**YOUR TASK**
Reproduce each record exactly.

**LISTED ENTRIES**
^^^^
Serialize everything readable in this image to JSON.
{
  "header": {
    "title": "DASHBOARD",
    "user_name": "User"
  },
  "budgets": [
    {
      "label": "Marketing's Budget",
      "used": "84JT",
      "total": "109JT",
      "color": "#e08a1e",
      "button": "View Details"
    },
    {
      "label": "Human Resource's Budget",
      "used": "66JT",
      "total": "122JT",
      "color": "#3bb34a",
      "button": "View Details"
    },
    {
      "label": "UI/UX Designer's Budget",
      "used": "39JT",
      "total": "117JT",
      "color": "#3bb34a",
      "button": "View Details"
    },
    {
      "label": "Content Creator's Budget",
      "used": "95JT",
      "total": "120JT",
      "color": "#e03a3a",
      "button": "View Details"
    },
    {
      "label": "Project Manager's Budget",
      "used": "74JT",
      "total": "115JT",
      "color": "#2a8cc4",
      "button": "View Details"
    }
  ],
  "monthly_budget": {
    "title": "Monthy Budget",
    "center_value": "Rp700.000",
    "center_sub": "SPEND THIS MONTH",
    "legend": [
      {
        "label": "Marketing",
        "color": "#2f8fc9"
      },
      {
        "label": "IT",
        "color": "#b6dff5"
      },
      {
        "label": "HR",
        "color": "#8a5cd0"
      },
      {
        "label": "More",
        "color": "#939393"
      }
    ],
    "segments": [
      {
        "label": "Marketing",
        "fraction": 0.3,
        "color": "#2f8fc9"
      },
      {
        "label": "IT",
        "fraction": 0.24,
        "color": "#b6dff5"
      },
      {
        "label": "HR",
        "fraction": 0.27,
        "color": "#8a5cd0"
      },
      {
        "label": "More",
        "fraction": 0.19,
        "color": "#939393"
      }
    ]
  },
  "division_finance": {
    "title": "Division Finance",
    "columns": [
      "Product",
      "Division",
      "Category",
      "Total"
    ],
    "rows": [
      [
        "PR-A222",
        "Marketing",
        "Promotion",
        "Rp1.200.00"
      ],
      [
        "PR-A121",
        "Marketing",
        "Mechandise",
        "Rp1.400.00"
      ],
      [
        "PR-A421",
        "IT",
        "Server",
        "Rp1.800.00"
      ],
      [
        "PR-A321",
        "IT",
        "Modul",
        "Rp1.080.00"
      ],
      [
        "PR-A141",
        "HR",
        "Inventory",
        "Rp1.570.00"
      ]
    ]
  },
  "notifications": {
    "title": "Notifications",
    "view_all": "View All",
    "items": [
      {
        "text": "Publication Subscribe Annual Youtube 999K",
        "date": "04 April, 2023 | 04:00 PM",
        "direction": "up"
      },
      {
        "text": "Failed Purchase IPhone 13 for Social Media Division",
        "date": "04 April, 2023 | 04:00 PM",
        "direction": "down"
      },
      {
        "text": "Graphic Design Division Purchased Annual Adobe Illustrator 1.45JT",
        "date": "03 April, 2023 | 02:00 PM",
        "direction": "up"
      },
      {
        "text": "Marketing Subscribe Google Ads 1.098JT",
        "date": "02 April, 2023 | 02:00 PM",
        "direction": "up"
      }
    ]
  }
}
^^^^
**WRITTEN SOLUTION**
Serialize everything readable in this image to JSON.
{
  "header": {
    "title": "DASHBOARD",
    "user_name": "User"
  },
  "budgets": [
    {
      "label": "Marketing's Budget",
      "used": "84JT",
      "total": "109JT",
      "color": "#e08a1e",
      "button": "View Details"
    },
    {
      "label": "Human Resource's Budget",
      "used": "66JT",
      "total": "122JT",
      "color": "#3bb34a",
      "button": "View Details"
    },
    {
      "label": "UI/UX Designer's Budget",
      "used": "39JT",
      "total": "117JT",
      "color": "#3bb34a",
      "button": "View Details"
    },
    {
      "label": "Content Creator's Budget",
      "used": "95JT",
      "total": "120JT",
      "color": "#e03a3a",
      "button": "View Details"
    },
    {
      "label": "Project Manager's Budget",
      "used": "74JT",
      "total": "115JT",
      "color": "#2a8cc4",
      "button": "View Details"
    }
  ],
  "monthly_budget": {
    "title": "Monthy Budget",
    "center_value": "Rp700.000",
    "center_sub": "SPEND THIS MONTH",
    "legend": [
      {
        "label": "Marketing",
        "color": "#2f8fc9"
      },
      {
        "label": "IT",
        "color": "#b6dff5"
      },
      {
        "label": "HR",
        "color": "#8a5cd0"
      },
      {
        "label": "More",
        "color": "#939393"
      }
    ],
    "segments": [
      {
        "label": "Marketing",
        "fraction": 0.3,
        "color": "#2f8fc9"
      },
      {
        "label": "IT",
        "fraction": 0.24,
        "color": "#b6dff5"
      },
      {
        "label": "HR",
        "fraction": 0.27,
        "color": "#8a5cd0"
      },
      {
        "label": "More",
        "fraction": 0.19,
        "color": "#939393"
      }
    ]
  },
  "division_finance": {
    "title": "Division Finance",
    "columns": [
      "Product",
      "Division",
      "Category",
      "Total"
    ],
    "rows": [
      [
        "PR-A222",
        "Marketing",
        "Promotion",
        "Rp1.200.00"
      ],
      [
        "PR-A121",
        "Marketing",
        "Mechandise",
        "Rp1.400.00"
      ],
      [
        "PR-A421",
        "IT",
        "Server",
        "Rp1.800.00"
      ],
      [
        "PR-A321",
        "IT",
        "Modul",
        "Rp1.080.00"
      ],
      [
        "PR-A141",
        "HR",
        "Inventory",
        "Rp1.570.00"
      ]
    ]
  },
  "notifications": {
    "title": "Notifications",
    "view_all": "View All",
    "items": [
      {
        "text": "Publication Subscribe Annual Youtube 999K",
        "date": "04 April, 2023 | 04:00 PM",
        "direction": "up"
      },
      {
        "text": "Failed Purchase IPhone 13 for Social Media Division",
        "date": "04 April, 2023 | 04:00 PM",
        "direction": "down"
      },
      {
        "text": "Graphic Design Division Purchased Annual Adobe Illustrator 1.45JT",
        "date": "03 April, 2023 | 02:00 PM",
        "direction": "up"
      },
      {
        "text": "Marketing Subscribe Google Ads 1.098JT",
        "date": "02 April, 2023 | 02:00 PM",
        "direction": "up"
      }
    ]
  }
}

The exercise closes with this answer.